_Records supplied_.
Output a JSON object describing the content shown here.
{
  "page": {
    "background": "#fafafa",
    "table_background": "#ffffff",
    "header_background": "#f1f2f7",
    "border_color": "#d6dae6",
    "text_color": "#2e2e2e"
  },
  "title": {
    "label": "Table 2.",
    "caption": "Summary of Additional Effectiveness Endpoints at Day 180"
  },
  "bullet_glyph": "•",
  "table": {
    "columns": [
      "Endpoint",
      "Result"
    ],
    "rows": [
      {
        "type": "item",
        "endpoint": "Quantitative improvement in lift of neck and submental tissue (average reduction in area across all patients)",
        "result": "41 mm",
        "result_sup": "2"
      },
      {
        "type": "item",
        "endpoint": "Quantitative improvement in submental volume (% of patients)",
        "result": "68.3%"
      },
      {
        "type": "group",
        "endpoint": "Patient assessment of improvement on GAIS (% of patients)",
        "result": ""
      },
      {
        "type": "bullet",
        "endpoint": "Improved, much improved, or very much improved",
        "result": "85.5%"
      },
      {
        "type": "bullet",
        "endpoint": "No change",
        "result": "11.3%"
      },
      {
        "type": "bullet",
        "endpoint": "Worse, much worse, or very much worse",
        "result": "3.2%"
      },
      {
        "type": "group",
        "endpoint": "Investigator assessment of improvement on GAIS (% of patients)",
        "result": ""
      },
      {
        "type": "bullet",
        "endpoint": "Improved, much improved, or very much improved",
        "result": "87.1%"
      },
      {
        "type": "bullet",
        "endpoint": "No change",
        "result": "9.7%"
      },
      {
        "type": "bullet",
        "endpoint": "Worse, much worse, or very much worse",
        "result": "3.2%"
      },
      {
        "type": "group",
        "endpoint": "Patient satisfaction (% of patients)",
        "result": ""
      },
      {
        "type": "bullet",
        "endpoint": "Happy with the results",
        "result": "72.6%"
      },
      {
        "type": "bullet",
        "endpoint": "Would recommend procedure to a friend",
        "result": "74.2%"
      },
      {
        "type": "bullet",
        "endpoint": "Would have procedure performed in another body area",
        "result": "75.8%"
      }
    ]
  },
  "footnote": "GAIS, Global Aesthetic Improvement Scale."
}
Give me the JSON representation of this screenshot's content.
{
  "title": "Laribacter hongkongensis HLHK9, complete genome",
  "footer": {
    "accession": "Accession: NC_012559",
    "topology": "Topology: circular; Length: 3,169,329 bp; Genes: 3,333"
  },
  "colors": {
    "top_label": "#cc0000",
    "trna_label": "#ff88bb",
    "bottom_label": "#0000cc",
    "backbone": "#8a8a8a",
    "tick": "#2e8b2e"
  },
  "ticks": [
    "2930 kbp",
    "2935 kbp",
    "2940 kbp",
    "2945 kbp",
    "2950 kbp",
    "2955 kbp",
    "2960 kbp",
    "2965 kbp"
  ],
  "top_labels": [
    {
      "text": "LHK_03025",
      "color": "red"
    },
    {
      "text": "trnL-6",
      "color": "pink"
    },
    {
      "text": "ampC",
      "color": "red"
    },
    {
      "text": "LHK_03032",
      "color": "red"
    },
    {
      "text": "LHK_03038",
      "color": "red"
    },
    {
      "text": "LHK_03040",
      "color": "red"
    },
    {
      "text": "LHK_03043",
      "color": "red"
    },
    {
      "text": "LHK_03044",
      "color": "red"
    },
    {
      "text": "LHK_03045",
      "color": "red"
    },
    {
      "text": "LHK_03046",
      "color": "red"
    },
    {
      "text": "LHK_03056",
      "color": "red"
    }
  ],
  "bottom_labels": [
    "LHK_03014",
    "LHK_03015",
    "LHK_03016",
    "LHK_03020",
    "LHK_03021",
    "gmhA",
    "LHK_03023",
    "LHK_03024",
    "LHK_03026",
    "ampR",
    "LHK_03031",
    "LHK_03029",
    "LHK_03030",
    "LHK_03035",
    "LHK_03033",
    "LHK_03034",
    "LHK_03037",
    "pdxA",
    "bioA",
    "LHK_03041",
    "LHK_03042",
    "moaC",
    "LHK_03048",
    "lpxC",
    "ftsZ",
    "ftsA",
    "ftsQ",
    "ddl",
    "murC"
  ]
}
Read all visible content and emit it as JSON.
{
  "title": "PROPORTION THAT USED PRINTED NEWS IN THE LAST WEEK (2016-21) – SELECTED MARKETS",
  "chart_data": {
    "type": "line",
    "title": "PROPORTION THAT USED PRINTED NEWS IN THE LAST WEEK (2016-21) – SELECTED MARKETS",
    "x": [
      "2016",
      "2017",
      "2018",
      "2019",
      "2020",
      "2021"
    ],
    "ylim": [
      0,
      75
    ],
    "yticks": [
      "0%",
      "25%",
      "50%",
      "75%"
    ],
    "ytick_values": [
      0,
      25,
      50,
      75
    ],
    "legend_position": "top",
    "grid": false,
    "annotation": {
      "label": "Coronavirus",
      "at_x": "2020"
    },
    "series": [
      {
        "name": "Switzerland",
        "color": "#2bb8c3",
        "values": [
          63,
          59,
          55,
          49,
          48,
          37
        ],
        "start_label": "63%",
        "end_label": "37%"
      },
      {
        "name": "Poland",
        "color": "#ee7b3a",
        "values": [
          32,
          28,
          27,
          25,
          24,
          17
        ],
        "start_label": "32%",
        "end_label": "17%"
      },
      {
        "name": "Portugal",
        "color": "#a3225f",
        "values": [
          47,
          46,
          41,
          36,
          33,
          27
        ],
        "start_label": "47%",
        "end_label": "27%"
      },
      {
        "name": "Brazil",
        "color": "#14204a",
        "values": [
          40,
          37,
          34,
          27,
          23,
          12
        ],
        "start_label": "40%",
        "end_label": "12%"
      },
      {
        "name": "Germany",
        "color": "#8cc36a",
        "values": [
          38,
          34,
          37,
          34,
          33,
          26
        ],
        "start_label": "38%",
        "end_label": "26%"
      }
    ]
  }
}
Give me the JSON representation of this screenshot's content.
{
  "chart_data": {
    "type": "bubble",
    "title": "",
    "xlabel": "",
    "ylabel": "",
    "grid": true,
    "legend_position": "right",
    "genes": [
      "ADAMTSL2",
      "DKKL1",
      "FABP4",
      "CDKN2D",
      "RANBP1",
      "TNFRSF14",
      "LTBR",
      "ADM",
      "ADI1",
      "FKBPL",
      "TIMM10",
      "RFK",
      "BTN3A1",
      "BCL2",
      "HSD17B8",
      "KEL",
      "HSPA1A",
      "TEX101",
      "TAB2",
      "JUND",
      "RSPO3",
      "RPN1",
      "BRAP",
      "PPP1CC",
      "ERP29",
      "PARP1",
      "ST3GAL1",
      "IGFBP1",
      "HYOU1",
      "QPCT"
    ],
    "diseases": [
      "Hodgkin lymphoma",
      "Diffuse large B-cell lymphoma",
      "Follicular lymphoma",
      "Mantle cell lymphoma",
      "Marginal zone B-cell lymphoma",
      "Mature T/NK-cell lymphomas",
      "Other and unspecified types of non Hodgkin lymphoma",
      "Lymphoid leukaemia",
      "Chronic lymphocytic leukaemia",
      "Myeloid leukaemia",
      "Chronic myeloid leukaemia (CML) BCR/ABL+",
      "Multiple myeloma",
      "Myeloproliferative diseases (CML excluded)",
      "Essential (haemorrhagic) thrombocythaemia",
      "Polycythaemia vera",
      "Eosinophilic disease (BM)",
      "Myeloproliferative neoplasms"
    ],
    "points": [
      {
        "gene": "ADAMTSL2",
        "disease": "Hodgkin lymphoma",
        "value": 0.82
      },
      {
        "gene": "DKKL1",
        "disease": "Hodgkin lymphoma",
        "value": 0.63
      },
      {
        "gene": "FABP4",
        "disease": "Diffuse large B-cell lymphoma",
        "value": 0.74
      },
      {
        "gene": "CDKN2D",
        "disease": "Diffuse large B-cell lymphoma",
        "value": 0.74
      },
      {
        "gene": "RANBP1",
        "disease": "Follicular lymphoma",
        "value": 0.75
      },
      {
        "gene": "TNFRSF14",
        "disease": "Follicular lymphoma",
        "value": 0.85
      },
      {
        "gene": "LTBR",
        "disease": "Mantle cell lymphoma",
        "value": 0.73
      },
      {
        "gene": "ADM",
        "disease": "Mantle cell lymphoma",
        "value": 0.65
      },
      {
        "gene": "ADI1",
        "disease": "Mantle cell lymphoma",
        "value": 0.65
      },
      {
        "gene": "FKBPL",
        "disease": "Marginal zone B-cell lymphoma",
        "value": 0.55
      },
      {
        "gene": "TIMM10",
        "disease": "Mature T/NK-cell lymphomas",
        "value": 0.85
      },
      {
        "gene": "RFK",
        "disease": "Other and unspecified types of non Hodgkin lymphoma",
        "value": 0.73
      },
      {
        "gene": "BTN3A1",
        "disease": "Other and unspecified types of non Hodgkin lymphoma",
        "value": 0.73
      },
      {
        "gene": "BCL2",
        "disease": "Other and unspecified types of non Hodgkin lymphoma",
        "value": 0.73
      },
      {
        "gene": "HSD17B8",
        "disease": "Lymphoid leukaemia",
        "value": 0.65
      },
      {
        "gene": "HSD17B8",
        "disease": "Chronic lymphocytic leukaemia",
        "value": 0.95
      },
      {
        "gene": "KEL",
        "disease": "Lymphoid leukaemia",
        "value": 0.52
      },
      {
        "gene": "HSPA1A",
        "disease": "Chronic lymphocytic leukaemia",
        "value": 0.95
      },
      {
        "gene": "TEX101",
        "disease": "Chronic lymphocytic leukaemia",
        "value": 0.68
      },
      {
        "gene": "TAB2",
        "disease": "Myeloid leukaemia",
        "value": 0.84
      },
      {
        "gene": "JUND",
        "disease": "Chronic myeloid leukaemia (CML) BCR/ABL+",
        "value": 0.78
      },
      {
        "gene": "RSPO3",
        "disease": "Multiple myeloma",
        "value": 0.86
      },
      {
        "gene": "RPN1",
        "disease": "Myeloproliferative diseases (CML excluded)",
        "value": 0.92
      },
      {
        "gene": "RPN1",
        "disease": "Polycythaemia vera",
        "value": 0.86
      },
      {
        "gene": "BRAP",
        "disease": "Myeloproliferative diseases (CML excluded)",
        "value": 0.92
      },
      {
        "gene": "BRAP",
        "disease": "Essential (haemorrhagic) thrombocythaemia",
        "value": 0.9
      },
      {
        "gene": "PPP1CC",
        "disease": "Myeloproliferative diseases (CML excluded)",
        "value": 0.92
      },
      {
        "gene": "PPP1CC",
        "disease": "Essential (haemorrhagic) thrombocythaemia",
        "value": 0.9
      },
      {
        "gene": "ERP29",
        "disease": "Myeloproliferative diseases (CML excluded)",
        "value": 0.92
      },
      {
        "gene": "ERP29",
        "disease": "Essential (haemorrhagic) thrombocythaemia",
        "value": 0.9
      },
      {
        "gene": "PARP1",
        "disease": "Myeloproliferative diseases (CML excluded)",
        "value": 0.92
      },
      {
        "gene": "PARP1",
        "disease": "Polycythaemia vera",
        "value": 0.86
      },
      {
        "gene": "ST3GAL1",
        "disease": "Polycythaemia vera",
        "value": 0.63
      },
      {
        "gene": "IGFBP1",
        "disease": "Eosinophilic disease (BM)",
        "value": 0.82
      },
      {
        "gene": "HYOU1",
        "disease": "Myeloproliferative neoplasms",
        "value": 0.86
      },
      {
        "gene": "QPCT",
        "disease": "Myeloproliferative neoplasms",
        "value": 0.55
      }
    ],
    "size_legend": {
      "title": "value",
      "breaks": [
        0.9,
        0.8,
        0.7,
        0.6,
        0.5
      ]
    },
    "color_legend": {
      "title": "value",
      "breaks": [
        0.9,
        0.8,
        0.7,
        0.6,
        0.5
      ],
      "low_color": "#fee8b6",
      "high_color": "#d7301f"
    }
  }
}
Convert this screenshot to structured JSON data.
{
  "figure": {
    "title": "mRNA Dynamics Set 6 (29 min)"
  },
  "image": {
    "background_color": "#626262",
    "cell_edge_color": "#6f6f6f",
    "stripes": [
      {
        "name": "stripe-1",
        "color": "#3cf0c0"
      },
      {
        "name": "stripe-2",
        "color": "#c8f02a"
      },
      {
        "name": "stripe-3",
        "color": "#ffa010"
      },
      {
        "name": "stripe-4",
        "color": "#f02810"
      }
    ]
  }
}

_Task prompt_.
Each line from the one with "Convert this screenshot" through the last line of the material is to be retyped exactly, and no other line is.

_Solution for this task_.
Convert this screenshot to structured JSON data.
{
  "figure": {
    "title": "mRNA Dynamics Set 6 (29 min)"
  },
  "image": {
    "background_color": "#626262",
    "cell_edge_color": "#6f6f6f",
    "stripes": [
      {
        "name": "stripe-1",
        "color": "#3cf0c0"
      },
      {
        "name": "stripe-2",
        "color": "#c8f02a"
      },
      {
        "name": "stripe-3",
        "color": "#ffa010"
      },
      {
        "name": "stripe-4",
        "color": "#f02810"
      }
    ]
  }
}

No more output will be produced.